PROBLEM = Translate this sentence from the indemnification clause into Spanish: "Each person who was or is made a party or is threatened to be made a party to or is otherwise involved in any action, suit or proceeding, whether civil, criminal, administrative or investigative (hereinafter a “proceeding”), by reason of the fact that he or she is or was a Director or an Officer of the Corporation or is or was serving at the request of the Corporation as a Director, Officer, employee or agent of another corporation or of a partnership, joint venture, trust or other enterprise, including service with respect to an employee benefit plan (hereinafter an “indemnitee”), whether the basis of such proceeding is alleged action in an official capacity as a Director, Officer, employee or agent or in any other capacity while serving as a Director, Officer, employee or agent, shall be indemnified and held harmless by the Corporation to the fullest extent authorized by the Delaware General Corporation Law, as the same exists or may hereafter be amended (but, in the case of any such amendment, only to the extent that such amendment permits the Corporation to provide broader indemnification rights than such law permitted the Corporation to provide prior to such amendment), against all expense, liability and loss (including attorneys’ fees, judgments, fines, ERISA excise taxes or penalties and amounts paid in settlement) reasonably incurred or suffered by such indemnitee in connection therewith; provided, however, that, except as provided in Section C hereof with respect to proceedings to enforce rights to indemnification, the Corporation shall indemnify any such indemnitee in connection with a proceeding (or part thereof) initiated by such indemnitee only if such proceeding (or part thereof) was authorized by the Board of Directors of the Corporation."

SELECTED TEXT =
A.           Each person who was or is made a party or is threatened to be made a party to or is otherwise involved in any action, suit or proceeding, whether civil, criminal, administrative or investigative (hereinafter a “proceeding”), by reason of the fact that he or she is or was a Director or an Officer of the Corporation or is or was serving at the request of  the Corporation as a Director, Officer, employee or agent of another corporation or of a partnership, joint venture, trust or other enterprise, including service with respect to an employee benefit plan (hereinafter an “indemnitee”), whether the basis of such proceeding is alleged action in an official capacity as a Director, Officer, employee or agent or in any other capacity while serving as a Director, Officer, employee or agent, shall be indemnified and held harmless by the Corporation to the fullest extent authorized by the Delaware General Corporation Law, as the same exists or may hereafter be amended (but, in the case of any such amendment, only to the extent that such amendment permits the Corporation to provide broader indemnification rights than such law permitted the Corporation to provide prior to such amendment), against all expense, liability and loss (including attorneys’ fees, judgments, fines, ERISA excise taxes or penalties and amounts paid in settlement) reasonably incurred or suffered by such indemnitee in connection therewith; provided, however, that, except as provided in Section C hereof with respect to proceedings to enforce rights to indemnification, the Corporation shall indemnify any such indemnitee in connection with a proceeding (or part thereof) initiated by such indemnitee only if such proceeding (or part thereof) was authorized by the Board of Directors of the Corporation.

Data listing =
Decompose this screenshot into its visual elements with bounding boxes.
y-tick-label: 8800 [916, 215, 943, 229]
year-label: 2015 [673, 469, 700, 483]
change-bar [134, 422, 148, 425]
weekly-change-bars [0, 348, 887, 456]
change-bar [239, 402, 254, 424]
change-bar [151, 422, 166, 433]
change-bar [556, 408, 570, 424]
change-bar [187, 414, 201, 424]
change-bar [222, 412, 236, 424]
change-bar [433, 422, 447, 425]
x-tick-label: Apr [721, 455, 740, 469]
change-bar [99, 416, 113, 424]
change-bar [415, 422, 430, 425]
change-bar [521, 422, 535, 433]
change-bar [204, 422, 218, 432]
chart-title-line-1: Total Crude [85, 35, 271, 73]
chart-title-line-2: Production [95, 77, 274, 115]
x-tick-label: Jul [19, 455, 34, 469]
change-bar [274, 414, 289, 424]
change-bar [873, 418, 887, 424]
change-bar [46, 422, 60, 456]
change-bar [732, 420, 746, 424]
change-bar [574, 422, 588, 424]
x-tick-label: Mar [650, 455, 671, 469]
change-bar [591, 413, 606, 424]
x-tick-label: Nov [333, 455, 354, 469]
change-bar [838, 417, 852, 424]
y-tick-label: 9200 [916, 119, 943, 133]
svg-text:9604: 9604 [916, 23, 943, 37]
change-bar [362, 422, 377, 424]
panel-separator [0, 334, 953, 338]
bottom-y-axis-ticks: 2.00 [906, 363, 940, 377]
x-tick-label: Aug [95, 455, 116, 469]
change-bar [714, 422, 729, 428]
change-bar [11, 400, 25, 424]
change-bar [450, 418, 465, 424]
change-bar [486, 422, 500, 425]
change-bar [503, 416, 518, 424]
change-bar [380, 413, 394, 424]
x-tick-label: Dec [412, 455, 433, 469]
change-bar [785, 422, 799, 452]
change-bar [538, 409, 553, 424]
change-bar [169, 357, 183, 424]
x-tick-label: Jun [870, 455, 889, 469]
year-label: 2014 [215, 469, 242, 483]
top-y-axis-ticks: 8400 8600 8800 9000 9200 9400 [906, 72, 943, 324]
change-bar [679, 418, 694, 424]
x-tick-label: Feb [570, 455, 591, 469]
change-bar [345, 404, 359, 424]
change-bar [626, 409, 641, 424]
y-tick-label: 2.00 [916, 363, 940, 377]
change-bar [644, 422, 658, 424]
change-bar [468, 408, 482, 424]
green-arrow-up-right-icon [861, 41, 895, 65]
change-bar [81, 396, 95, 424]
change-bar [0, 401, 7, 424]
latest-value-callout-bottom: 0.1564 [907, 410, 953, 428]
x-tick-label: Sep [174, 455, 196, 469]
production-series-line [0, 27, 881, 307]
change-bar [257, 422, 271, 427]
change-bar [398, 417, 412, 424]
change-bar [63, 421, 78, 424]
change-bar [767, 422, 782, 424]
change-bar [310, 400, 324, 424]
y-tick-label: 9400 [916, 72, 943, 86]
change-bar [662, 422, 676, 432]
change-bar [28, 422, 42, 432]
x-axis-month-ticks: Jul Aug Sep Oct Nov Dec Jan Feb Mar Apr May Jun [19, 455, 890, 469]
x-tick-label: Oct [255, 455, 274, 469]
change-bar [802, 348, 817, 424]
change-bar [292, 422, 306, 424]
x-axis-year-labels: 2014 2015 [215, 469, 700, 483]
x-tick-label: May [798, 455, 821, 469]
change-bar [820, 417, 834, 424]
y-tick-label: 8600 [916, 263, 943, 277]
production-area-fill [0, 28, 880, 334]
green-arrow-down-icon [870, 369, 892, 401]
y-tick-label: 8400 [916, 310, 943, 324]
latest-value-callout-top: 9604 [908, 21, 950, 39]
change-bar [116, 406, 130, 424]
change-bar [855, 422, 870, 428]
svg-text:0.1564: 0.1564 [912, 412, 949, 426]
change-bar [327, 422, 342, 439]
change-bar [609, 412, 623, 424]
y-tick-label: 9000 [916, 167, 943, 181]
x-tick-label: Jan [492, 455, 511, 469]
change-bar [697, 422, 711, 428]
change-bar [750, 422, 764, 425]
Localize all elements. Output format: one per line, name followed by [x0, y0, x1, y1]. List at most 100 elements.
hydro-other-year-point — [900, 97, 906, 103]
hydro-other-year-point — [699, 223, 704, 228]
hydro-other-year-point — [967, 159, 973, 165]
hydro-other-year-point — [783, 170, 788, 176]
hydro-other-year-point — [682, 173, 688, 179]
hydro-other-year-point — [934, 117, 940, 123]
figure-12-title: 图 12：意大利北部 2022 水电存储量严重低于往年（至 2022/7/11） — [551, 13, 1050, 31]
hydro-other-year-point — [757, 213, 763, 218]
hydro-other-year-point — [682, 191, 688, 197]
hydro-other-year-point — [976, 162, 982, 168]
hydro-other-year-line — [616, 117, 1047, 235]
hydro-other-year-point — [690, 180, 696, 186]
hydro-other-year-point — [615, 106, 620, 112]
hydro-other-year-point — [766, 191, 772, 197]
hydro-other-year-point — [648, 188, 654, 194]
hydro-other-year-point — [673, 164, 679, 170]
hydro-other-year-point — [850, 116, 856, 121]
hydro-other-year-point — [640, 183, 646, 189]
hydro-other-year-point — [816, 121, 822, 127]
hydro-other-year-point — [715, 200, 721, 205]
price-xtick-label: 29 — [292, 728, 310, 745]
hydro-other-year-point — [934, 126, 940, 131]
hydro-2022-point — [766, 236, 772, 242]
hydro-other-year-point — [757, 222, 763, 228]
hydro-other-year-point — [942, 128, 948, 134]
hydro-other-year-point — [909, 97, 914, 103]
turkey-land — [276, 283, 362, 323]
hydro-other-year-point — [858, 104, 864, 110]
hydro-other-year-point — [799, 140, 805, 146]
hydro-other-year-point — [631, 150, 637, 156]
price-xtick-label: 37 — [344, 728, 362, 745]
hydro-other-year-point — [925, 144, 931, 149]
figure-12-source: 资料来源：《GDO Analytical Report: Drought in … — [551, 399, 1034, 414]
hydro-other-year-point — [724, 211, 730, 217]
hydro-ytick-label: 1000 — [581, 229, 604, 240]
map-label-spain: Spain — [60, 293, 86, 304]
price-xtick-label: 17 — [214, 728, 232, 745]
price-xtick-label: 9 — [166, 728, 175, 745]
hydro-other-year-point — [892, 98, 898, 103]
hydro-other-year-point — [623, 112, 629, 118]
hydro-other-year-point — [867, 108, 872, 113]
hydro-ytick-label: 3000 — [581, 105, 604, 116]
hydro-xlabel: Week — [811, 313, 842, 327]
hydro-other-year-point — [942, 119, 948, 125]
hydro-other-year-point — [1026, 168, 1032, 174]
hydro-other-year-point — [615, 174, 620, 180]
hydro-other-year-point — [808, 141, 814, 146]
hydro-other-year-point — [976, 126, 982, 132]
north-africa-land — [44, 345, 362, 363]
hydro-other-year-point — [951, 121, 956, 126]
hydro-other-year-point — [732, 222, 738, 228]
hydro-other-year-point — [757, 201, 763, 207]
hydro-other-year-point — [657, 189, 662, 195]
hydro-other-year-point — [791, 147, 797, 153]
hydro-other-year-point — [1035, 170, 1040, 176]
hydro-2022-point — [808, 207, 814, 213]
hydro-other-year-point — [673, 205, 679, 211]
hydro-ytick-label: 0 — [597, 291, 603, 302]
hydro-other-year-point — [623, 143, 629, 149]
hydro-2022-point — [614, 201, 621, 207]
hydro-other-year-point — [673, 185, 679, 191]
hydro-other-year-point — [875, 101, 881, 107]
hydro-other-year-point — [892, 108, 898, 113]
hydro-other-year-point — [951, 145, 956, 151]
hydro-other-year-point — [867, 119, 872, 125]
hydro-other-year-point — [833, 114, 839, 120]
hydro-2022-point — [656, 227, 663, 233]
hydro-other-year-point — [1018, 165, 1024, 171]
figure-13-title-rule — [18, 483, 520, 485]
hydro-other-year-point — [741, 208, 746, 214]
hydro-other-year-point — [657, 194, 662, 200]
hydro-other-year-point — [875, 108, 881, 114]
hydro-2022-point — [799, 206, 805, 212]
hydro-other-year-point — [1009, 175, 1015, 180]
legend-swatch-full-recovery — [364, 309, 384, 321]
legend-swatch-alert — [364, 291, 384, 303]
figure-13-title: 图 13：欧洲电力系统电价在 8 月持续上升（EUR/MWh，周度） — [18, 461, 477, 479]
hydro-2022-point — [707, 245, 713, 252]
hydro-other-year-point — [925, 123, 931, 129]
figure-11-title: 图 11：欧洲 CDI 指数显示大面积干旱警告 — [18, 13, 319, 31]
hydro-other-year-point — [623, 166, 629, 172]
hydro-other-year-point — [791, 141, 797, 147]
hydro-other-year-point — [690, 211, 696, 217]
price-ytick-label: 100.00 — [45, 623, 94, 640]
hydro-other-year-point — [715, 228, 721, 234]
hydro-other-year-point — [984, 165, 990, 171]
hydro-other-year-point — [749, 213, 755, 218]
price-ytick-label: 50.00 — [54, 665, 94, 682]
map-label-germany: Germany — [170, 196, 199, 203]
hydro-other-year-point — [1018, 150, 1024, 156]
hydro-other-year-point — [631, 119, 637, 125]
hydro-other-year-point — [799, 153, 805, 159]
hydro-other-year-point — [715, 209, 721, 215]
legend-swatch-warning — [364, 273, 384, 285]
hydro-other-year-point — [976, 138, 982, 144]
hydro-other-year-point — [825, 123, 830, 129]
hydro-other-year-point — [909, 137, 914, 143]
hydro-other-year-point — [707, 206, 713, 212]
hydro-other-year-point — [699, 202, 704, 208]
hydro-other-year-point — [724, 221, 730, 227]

CORRECT RESPONSE = Toda persona que haya sido o sea constituida como parte, o que esté amenazada de ser constituida como parte, o que de otro modo esté involucrada en cualquier acción, demanda o procedimiento, ya sea civil, penal, administrativo o de investigación (en adelante, un “procedimiento”), por razón de que es o fue Director o Funcionario de la Corporación, o de que presta o prestó servicios, a solicitud de la Corporación, como Director, Funcionario, empleado o agente de otra corporación o de una sociedad colectiva, empresa conjunta, fideicomiso u otra empresa, incluido el servicio relativo a un plan de beneficios para empleados (en adelante, un “indemnizado”), ya sea que el fundamento de dicho procedimiento sea una presunta actuación en calidad oficial como Director, Funcionario, empleado o agente, o en cualquier otra calidad mientras presta servicios como Director, Funcionario, empleado o agente, será indemnizada y mantenida indemne por la Corporación en la máxima medida autorizada por la Ley General de Sociedades de Delaware, tal como existe actualmente o como pueda ser modificada en el futuro (pero, en el caso de cualquier modificación de ese tipo, solo en la medida en que dicha modificación permita a la Corporación otorgar derechos de indemnización más amplios que los que dicha ley le permitía otorgar antes de dicha modificación), frente a todos los gastos, responsabilidades y pérdidas (incluidos honorarios de abogados, sentencias, multas, impuestos especiales o sanciones conforme a ERISA y montos pagados en acuerdos transaccionales) razonablemente incurridos o sufridos por dicho indemnizado en relación con ello; siempre que, no obstante, salvo lo dispuesto en la Sección C del presente con respecto a los procedimientos para hacer valer derechos de indemnización, la Corporación indemnizará a cualquier indemnizado de ese tipo en relación con un procedimiento (o parte de este) iniciado por dicho indemnizado únicamente si dicho procedimiento (o parte de este) fue autorizado por la Junta Directiva de la Corporación.